§ **PROVIDED INFORMATION**
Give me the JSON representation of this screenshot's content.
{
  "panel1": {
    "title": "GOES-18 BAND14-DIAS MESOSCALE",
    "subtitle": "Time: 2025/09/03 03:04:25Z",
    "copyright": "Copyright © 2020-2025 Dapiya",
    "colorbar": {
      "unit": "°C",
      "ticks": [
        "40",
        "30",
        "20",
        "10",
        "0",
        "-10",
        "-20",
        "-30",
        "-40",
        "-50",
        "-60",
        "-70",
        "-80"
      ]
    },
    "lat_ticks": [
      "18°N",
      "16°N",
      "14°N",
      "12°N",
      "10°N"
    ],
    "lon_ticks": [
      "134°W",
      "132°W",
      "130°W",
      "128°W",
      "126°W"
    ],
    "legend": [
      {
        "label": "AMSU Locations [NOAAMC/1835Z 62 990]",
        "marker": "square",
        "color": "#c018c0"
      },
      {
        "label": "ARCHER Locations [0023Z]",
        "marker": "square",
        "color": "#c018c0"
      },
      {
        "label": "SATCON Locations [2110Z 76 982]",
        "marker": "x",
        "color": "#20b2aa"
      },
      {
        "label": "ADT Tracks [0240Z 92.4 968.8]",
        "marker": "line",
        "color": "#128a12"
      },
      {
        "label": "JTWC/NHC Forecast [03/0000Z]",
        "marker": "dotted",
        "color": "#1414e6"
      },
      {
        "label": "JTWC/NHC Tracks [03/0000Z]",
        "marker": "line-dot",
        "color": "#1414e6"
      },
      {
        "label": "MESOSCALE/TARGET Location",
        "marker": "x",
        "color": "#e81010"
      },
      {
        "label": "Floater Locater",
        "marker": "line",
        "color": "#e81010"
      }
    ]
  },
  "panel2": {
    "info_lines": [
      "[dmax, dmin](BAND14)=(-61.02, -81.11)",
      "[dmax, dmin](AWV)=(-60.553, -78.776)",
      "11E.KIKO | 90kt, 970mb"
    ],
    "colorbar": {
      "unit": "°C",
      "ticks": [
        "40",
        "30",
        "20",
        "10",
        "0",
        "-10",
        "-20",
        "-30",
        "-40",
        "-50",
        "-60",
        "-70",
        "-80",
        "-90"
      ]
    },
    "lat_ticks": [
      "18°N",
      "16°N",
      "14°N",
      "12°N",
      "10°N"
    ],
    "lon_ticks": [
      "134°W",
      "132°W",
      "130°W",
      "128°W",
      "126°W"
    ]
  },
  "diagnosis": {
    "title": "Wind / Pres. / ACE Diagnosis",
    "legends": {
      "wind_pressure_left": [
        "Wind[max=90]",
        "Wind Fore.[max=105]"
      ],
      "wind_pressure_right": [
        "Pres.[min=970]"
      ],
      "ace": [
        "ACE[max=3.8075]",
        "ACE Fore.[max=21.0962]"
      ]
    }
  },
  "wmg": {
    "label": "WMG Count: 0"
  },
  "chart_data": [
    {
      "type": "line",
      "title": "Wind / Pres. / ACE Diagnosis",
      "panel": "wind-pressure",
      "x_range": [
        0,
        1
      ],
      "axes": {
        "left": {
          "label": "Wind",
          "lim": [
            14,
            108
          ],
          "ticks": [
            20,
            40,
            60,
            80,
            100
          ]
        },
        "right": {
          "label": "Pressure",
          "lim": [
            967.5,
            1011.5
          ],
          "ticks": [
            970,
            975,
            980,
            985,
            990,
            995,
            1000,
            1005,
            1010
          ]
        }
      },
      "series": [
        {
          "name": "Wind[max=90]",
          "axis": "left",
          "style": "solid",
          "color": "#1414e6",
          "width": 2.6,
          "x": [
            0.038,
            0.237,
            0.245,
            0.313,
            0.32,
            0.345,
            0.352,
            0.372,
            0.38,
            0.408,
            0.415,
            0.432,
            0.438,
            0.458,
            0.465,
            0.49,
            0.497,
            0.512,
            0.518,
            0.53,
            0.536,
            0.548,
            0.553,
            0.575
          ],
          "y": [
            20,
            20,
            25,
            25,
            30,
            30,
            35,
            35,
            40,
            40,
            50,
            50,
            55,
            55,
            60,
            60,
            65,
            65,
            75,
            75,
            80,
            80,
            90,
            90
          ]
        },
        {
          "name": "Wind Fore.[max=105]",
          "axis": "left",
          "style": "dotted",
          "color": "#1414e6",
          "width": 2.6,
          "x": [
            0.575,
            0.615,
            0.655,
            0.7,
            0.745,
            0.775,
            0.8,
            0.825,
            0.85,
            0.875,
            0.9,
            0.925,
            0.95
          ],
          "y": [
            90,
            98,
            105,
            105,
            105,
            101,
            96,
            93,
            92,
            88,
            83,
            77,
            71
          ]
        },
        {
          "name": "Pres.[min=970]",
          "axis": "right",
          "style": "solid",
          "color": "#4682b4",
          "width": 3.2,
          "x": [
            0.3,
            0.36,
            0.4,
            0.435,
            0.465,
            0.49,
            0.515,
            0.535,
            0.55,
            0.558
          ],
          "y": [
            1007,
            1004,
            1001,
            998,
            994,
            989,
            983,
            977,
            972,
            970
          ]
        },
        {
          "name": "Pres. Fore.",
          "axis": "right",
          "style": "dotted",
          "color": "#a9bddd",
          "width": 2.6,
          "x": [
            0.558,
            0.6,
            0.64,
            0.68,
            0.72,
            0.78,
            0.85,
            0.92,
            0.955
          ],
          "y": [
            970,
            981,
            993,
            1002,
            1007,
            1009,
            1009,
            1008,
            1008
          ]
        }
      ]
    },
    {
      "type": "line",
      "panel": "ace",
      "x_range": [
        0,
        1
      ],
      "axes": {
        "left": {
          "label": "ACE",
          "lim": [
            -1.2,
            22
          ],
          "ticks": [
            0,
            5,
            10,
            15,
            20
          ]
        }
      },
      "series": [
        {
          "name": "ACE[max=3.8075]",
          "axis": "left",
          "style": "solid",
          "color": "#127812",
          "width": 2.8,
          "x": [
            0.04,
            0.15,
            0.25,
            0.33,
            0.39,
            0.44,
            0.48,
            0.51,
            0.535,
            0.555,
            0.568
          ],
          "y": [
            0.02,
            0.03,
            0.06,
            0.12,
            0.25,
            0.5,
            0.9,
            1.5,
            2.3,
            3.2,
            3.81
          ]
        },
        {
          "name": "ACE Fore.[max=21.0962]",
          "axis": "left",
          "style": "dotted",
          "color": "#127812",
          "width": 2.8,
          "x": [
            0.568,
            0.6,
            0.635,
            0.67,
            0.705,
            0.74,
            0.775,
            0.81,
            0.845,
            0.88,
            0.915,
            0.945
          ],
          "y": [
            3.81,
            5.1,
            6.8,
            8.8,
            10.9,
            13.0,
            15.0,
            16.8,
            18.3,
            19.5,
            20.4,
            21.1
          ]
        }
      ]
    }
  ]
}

§ **THE EXERCISE**
Within the records, how many lines include "Tracks"? The answer is the number and nothing else.

§ **RIGHT ANSWER**
2